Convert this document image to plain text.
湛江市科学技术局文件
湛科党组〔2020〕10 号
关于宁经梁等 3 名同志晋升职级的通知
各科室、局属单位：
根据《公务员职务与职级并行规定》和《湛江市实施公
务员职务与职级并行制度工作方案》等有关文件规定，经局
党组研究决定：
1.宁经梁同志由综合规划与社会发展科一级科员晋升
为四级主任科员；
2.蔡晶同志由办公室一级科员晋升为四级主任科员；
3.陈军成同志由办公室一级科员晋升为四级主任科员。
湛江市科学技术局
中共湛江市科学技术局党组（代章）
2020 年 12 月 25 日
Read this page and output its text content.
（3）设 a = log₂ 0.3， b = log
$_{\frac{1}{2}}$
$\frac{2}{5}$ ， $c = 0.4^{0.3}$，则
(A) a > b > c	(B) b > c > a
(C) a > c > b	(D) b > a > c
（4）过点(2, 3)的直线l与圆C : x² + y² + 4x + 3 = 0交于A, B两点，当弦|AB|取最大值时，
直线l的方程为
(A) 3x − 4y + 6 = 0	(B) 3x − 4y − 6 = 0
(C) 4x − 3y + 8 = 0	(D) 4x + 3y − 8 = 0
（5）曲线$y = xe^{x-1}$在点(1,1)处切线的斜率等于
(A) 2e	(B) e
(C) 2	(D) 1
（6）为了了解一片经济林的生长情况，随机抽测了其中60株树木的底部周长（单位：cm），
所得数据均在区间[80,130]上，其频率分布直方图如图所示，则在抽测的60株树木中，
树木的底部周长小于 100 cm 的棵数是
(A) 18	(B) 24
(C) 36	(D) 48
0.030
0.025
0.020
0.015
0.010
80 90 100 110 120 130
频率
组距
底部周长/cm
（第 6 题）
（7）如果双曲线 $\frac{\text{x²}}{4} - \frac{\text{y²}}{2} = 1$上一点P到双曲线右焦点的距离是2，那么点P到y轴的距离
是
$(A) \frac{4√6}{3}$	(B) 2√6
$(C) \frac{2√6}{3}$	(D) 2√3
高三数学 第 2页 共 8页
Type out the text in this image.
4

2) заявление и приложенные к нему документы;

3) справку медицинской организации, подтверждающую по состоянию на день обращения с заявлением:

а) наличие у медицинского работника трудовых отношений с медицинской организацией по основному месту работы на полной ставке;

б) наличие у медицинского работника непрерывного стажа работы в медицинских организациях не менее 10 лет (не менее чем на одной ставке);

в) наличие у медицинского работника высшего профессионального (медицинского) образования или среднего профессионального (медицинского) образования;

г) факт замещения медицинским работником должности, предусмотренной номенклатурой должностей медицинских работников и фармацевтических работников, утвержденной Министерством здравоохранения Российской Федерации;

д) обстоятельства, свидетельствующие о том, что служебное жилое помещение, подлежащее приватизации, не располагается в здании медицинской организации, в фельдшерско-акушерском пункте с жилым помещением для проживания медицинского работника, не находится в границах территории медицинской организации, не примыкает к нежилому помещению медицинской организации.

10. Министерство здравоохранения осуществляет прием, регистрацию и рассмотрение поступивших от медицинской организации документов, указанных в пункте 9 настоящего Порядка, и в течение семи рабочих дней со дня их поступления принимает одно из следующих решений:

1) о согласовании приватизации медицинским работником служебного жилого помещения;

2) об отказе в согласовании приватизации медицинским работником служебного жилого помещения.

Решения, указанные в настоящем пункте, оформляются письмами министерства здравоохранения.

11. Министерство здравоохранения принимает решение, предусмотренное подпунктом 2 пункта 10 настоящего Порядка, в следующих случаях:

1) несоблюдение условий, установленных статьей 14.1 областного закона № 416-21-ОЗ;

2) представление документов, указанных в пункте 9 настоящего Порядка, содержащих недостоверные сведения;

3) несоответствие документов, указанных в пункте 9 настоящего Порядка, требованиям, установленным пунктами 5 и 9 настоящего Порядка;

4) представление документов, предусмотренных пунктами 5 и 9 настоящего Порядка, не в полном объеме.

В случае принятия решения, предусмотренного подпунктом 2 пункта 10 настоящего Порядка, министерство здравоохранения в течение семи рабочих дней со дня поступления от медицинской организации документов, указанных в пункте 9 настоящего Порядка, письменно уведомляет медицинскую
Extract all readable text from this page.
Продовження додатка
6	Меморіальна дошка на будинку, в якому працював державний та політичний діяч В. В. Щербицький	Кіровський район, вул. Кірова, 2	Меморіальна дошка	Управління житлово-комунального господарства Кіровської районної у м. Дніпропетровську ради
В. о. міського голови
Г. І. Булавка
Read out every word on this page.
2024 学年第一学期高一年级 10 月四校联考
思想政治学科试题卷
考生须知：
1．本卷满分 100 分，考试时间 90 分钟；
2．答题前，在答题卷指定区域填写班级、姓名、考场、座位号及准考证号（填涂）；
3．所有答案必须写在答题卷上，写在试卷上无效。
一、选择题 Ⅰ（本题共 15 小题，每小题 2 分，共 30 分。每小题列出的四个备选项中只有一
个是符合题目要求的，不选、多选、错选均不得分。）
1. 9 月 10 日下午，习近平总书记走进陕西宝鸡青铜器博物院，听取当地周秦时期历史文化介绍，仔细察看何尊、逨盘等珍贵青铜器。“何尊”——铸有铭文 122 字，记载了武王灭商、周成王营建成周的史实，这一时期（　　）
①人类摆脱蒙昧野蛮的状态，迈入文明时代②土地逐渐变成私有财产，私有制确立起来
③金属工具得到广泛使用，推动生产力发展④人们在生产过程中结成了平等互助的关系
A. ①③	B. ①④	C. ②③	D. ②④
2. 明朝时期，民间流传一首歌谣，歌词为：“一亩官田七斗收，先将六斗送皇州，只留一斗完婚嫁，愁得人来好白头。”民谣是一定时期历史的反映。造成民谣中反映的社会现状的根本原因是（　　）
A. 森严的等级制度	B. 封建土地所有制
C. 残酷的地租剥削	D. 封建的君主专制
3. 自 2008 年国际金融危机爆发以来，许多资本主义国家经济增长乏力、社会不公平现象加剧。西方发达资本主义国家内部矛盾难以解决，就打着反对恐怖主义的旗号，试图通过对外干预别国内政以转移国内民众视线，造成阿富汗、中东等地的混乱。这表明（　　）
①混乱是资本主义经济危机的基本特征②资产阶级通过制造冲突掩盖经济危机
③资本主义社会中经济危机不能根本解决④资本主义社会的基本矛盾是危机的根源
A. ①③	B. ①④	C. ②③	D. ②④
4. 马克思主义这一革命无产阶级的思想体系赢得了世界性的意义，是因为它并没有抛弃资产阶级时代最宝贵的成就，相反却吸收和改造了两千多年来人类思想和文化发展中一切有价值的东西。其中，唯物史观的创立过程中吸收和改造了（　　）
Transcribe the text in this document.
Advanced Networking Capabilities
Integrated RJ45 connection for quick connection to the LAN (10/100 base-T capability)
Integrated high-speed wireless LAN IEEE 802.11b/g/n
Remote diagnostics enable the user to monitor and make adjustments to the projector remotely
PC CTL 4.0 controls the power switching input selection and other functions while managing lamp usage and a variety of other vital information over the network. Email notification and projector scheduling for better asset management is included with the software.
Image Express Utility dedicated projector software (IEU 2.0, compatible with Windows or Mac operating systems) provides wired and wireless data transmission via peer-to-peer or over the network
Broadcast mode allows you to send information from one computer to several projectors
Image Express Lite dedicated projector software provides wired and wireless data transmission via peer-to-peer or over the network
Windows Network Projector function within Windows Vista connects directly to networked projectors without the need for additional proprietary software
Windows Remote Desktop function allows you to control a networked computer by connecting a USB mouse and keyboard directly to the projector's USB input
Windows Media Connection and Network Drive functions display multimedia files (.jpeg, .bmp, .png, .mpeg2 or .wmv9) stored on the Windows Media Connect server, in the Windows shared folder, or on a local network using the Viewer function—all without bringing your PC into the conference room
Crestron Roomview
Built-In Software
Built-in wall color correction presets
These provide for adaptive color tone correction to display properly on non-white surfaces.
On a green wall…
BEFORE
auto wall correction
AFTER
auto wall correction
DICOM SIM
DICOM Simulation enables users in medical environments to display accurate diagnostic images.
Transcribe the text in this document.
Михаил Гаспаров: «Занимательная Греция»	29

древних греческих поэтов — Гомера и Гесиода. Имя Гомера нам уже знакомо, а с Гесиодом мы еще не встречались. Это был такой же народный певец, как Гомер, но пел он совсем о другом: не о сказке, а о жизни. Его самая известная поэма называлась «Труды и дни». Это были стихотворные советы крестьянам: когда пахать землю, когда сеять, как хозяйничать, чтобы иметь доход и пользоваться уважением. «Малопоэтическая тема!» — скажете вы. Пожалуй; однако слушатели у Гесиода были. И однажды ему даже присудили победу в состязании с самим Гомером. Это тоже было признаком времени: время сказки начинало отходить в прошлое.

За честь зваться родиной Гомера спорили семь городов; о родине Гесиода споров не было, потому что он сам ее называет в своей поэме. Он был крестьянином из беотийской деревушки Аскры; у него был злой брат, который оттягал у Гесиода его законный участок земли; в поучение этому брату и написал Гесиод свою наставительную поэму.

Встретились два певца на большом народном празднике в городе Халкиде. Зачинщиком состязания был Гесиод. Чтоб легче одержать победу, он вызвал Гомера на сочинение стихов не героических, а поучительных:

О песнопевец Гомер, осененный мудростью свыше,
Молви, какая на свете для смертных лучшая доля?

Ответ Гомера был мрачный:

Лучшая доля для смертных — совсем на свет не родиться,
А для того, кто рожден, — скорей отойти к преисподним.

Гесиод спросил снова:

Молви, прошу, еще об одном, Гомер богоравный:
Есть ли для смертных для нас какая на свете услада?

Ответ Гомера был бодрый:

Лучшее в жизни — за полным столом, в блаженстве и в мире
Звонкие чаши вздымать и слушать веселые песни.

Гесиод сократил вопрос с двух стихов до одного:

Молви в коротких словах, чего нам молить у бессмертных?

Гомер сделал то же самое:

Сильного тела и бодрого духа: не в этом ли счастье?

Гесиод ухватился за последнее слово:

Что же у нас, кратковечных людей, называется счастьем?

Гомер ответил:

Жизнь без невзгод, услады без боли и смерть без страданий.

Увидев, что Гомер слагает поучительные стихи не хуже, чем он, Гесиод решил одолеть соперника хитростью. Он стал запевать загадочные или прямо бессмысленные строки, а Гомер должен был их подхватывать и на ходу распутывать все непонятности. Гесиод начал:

● ● ●

## INSTRUCTION
Work out how many lines in the records above contain the word "color", and give only that number.

## WRITTEN ANSWER
2